• **How to complete this task**:
Tally every line in the listing that holds the string "Properties", then state the total and nothing more.

• **Supplied records**:
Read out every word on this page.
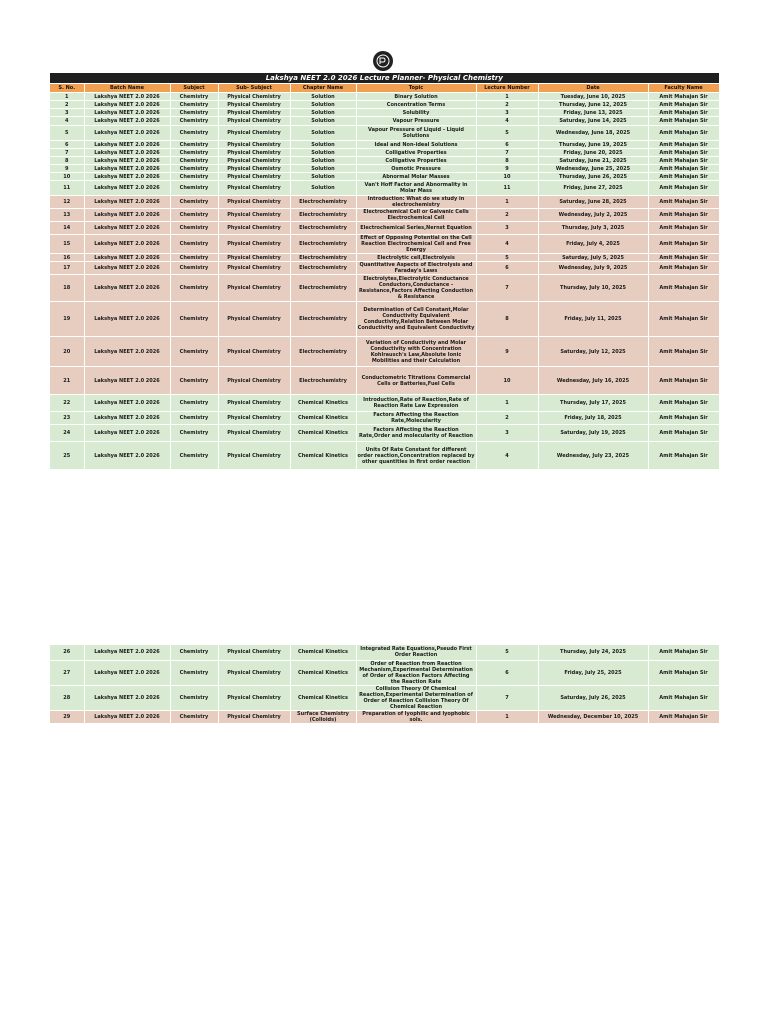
Lakshya NEET 2.0 2026 Lecture Planner- Physical Chemistry								
S. No.	Batch Name	Subject	Sub- Subject	Chapter Name	Topic	Lecture Number	Date	Faculty Name
1	Lakshya NEET 2.0 2026	Chemistry	Physical Chemistry	Solution	Binary Solution	1	Tuesday, June 10, 2025	Amit Mahajan Sir
2	Lakshya NEET 2.0 2026	Chemistry	Physical Chemistry	Solution	Concentration Terms	2	Thursday, June 12, 2025	Amit Mahajan Sir
3	Lakshya NEET 2.0 2026	Chemistry	Physical Chemistry	Solution	Solubility	3	Friday, June 13, 2025	Amit Mahajan Sir
4	Lakshya NEET 2.0 2026	Chemistry	Physical Chemistry	Solution	Vapour Pressure	4	Saturday, June 14, 2025	Amit Mahajan Sir
5	Lakshya NEET 2.0 2026	Chemistry	Physical Chemistry	Solution	Vapour Pressure of Liquid - Liquid Solutions	5	Wednesday, June 18, 2025	Amit Mahajan Sir
6	Lakshya NEET 2.0 2026	Chemistry	Physical Chemistry	Solution	Ideal and Non-ideal Solutions	6	Thursday, June 19, 2025	Amit Mahajan Sir
7	Lakshya NEET 2.0 2026	Chemistry	Physical Chemistry	Solution	Colligative Properties	7	Friday, June 20, 2025	Amit Mahajan Sir
8	Lakshya NEET 2.0 2026	Chemistry	Physical Chemistry	Solution	Colligative Properties	8	Saturday, June 21, 2025	Amit Mahajan Sir
9	Lakshya NEET 2.0 2026	Chemistry	Physical Chemistry	Solution	Osmotic Pressure	9	Wednesday, June 25, 2025	Amit Mahajan Sir
10	Lakshya NEET 2.0 2026	Chemistry	Physical Chemistry	Solution	Abnormal Molar Masses	10	Thursday, June 26, 2025	Amit Mahajan Sir
11	Lakshya NEET 2.0 2026	Chemistry	Physical Chemistry	Solution	Van't Hoff Factor and Abnormality in Molar Mass	11	Friday, June 27, 2025	Amit Mahajan Sir
12	Lakshya NEET 2.0 2026	Chemistry	Physical Chemistry	Electrochemistry	Introduction: What do we study in electrochemistry	1	Saturday, June 28, 2025	Amit Mahajan Sir
13	Lakshya NEET 2.0 2026	Chemistry	Physical Chemistry	Electrochemistry	Electrochemical Cell or Galvanic Cells Electrochemical Cell	2	Wednesday, July 2, 2025	Amit Mahajan Sir
14	Lakshya NEET 2.0 2026	Chemistry	Physical Chemistry	Electrochemistry	Electrochemical Series,Nernst Equation	3	Thursday, July 3, 2025	Amit Mahajan Sir
15	Lakshya NEET 2.0 2026	Chemistry	Physical Chemistry	Electrochemistry	Effect of Opposing Potential on the Cell Reaction Electrochemical Cell and Free Energy	4	Friday, July 4, 2025	Amit Mahajan Sir
16	Lakshya NEET 2.0 2026	Chemistry	Physical Chemistry	Electrochemistry	Electrolytic cell,Electrolysis	5	Saturday, July 5, 2025	Amit Mahajan Sir
17	Lakshya NEET 2.0 2026	Chemistry	Physical Chemistry	Electrochemistry	Quantitative Aspects of Electrolysis and Faraday's Laws	6	Wednesday, July 9, 2025	Amit Mahajan Sir
18	Lakshya NEET 2.0 2026	Chemistry	Physical Chemistry	Electrochemistry	Electrolytes,Electrolytic Conductance Conductors,Conductance - Resistance,Factors Affecting Conduction & Resistance	7	Thursday, July 10, 2025	Amit Mahajan Sir
19	Lakshya NEET 2.0 2026	Chemistry	Physical Chemistry	Electrochemistry	Determination of Cell Constant,Molar Conductivity Equivalent Conductivity,Relation Between Molar Conductivity and Equivalent Conductivity	8	Friday, July 11, 2025	Amit Mahajan Sir
20	Lakshya NEET 2.0 2026	Chemistry	Physical Chemistry	Electrochemistry	Variation of Conductivity and Molar Conductivity with Concentration Kohlrausch's Law,Absolute Ionic Mobilities and their Calculation	9	Saturday, July 12, 2025	Amit Mahajan Sir
21	Lakshya NEET 2.0 2026	Chemistry	Physical Chemistry	Electrochemistry	Conductometric Titrations Commercial Cells or Batteries,Fuel Cells	10	Wednesday, July 16, 2025	Amit Mahajan Sir
22	Lakshya NEET 2.0 2026	Chemistry	Physical Chemistry	Chemical Kinetics	Introduction,Rate of Reaction,Rate of Reaction Rate Law Expression	1	Thursday, July 17, 2025	Amit Mahajan Sir
23	Lakshya NEET 2.0 2026	Chemistry	Physical Chemistry	Chemical Kinetics	Factors Affecting the Reaction Rate,Molecularity	2	Friday, July 18, 2025	Amit Mahajan Sir
24	Lakshya NEET 2.0 2026	Chemistry	Physical Chemistry	Chemical Kinetics	Factors Affecting the Reaction Rate,Order and molecularity of Reaction	3	Saturday, July 19, 2025	Amit Mahajan Sir
25	Lakshya NEET 2.0 2026	Chemistry	Physical Chemistry	Chemical Kinetics	Units Of Rate Constant for different order reaction,Concentration replaced by other quantities in first order reaction	4	Wednesday, July 23, 2025	Amit Mahajan Sir
26	Lakshya NEET 2.0 2026	Chemistry	Physical Chemistry	Chemical Kinetics	Integrated Rate Equations,Pseudo First Order Reaction	5	Thursday, July 24, 2025	Amit Mahajan Sir
27	Lakshya NEET 2.0 2026	Chemistry	Physical Chemistry	Chemical Kinetics	Order of Reaction from Reaction Mechanism,Experimental Determination of Order of Reaction Factors Affecting the Reaction Rate	6	Friday, July 25, 2025	Amit Mahajan Sir
28	Lakshya NEET 2.0 2026	Chemistry	Physical Chemistry	Chemical Kinetics	Collision Theory Of Chemical Reaction,Experimental Determination of Order of Reaction Collision Theory Of Chemical Reaction	7	Saturday, July 26, 2025	Amit Mahajan Sir
29	Lakshya NEET 2.0 2026	Chemistry	Physical Chemistry	Surface Chemistry (Colloids)	Preparation of lyophilic and lyophobic sols.	1	Wednesday, December 10, 2025	Amit Mahajan Sir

• **Task result**:
2